### THE TASK:
Filter the entries below, keeping only lines with the word "content".

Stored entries
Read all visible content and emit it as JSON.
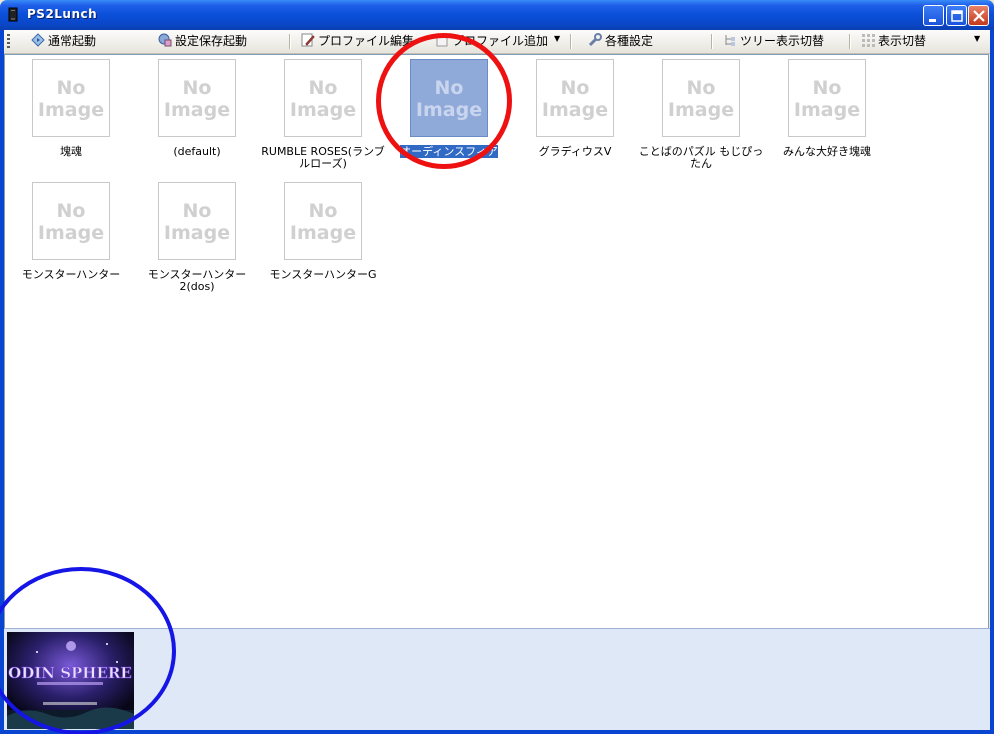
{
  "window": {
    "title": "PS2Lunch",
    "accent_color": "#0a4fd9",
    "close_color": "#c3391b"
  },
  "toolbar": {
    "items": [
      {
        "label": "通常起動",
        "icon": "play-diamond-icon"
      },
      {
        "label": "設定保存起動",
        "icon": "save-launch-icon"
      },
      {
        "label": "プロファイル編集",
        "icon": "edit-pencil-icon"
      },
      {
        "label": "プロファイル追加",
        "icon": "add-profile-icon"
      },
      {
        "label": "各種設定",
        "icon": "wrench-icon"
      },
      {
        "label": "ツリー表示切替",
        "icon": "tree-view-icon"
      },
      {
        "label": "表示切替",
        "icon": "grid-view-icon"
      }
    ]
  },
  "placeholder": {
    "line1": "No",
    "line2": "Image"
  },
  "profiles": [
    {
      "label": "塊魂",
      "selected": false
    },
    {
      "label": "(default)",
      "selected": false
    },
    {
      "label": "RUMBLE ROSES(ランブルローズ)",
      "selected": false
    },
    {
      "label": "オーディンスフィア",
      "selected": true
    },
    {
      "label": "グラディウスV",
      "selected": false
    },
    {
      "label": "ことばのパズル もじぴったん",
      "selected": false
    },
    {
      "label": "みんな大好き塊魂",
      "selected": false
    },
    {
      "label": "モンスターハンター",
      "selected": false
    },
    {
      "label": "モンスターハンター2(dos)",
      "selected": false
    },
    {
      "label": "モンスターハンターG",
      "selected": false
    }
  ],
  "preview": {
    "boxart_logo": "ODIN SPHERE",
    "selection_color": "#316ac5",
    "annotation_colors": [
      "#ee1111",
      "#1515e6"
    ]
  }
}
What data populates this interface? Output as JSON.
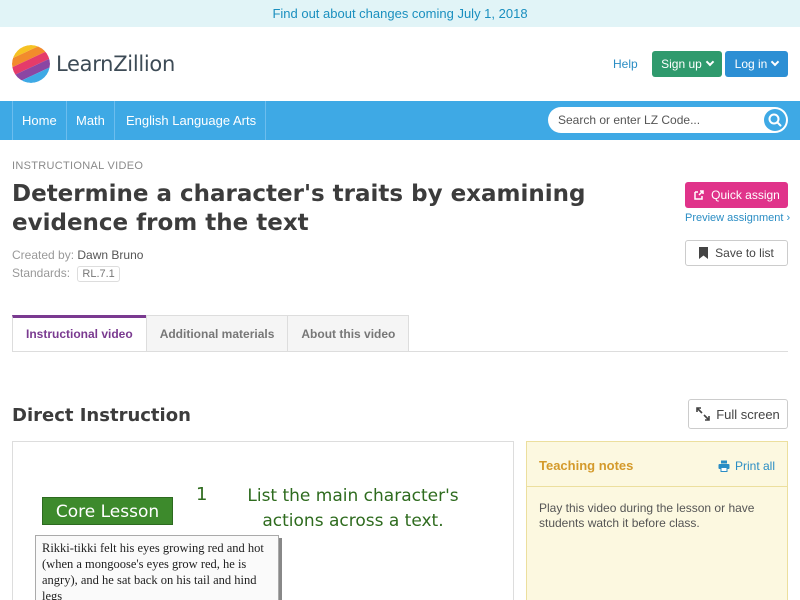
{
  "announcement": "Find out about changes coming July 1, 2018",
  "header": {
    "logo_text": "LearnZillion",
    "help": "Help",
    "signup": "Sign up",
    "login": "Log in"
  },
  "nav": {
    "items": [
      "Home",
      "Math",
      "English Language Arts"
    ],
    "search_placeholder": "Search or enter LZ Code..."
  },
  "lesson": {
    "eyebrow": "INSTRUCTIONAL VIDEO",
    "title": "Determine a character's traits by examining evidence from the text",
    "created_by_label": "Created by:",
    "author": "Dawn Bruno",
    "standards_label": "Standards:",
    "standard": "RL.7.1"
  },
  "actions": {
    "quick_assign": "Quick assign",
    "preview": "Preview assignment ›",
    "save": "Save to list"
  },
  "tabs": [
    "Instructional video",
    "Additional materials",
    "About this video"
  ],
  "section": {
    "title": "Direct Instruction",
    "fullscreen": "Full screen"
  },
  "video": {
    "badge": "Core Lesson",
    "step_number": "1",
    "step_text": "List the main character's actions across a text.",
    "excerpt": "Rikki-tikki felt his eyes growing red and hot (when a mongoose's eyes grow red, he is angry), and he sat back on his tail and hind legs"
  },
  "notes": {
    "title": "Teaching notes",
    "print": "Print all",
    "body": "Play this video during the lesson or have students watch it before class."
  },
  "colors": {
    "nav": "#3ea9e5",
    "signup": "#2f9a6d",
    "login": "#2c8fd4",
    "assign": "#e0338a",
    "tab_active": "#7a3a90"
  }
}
==
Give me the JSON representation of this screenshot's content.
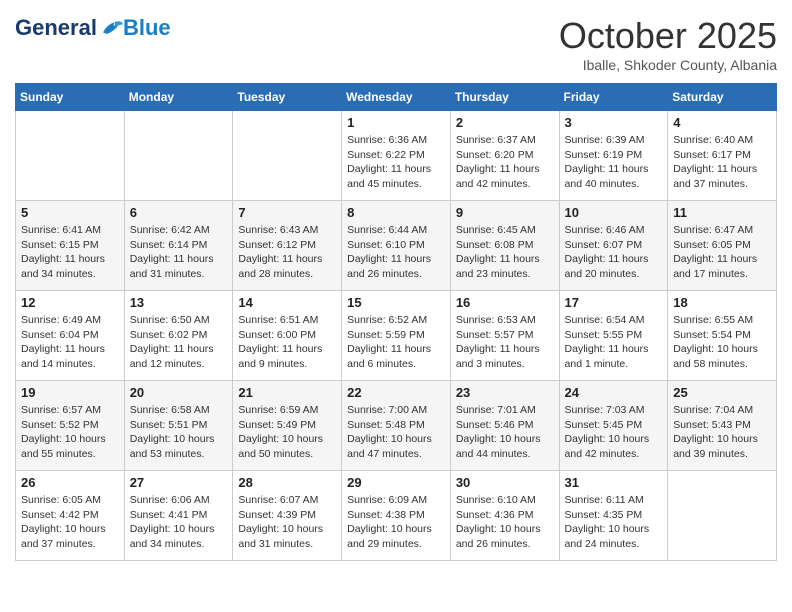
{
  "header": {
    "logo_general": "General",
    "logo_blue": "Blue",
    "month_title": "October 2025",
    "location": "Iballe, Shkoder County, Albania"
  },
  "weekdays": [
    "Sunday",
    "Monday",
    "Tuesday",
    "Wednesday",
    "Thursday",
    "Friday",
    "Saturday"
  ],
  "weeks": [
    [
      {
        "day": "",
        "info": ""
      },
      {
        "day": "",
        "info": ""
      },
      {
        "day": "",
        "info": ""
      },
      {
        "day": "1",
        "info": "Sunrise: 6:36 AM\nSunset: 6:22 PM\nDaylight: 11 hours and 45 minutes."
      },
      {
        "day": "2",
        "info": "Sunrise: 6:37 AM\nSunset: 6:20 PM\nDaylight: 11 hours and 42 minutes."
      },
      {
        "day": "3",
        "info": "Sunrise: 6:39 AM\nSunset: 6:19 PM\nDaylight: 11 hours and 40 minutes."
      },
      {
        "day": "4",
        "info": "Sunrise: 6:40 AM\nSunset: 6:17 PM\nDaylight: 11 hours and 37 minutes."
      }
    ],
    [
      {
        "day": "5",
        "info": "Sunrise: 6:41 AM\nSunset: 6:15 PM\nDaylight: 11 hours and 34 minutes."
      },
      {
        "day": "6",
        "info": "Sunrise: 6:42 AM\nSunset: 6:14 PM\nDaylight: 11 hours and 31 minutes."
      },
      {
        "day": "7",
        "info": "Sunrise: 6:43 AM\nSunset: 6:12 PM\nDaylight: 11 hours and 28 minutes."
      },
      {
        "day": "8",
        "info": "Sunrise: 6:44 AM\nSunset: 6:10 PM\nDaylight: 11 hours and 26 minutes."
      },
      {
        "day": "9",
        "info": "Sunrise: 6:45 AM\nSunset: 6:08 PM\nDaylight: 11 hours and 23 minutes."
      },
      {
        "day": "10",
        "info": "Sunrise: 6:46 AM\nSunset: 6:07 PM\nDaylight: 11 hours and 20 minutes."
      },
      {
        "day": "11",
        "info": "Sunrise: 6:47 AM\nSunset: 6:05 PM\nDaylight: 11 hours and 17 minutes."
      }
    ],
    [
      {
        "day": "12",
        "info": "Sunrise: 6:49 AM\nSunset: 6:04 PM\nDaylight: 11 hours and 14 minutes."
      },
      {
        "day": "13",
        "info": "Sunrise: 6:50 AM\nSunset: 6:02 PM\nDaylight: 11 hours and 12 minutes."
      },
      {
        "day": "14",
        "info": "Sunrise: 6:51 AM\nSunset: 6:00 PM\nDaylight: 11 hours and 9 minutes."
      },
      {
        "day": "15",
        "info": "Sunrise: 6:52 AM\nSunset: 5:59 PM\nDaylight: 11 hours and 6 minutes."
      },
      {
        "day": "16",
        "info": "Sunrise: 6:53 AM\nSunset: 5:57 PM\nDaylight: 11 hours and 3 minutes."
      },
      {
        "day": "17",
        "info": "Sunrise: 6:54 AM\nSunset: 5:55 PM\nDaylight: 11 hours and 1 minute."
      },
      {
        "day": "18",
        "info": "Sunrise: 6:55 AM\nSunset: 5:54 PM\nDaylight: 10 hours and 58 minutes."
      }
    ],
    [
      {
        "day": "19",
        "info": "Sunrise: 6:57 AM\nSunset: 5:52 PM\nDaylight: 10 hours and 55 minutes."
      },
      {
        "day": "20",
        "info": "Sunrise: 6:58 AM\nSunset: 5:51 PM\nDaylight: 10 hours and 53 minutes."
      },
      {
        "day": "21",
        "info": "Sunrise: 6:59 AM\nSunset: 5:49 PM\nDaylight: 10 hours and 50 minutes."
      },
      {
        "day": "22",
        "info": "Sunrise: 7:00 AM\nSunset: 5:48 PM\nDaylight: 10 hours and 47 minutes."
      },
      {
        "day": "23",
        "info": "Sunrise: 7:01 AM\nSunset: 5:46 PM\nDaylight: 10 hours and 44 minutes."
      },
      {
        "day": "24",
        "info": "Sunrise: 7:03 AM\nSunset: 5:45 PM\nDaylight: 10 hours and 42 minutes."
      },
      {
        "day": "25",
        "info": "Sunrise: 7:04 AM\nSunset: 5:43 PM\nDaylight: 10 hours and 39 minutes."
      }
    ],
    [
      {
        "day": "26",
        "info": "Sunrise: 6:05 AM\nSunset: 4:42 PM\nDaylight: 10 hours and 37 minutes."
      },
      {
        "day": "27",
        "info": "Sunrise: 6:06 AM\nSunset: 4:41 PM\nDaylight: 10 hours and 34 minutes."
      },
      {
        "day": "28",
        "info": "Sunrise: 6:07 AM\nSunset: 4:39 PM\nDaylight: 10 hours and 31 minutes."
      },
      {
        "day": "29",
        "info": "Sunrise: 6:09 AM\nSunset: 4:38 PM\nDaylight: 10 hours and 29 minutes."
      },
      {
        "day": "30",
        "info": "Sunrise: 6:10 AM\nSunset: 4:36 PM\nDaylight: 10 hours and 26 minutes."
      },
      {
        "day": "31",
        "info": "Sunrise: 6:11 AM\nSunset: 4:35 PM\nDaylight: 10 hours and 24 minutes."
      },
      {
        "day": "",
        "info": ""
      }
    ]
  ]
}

### EXERCISE RESULT:
Read all visible content and emit it as JSON.
Give me the JSON representation of this screenshot's content.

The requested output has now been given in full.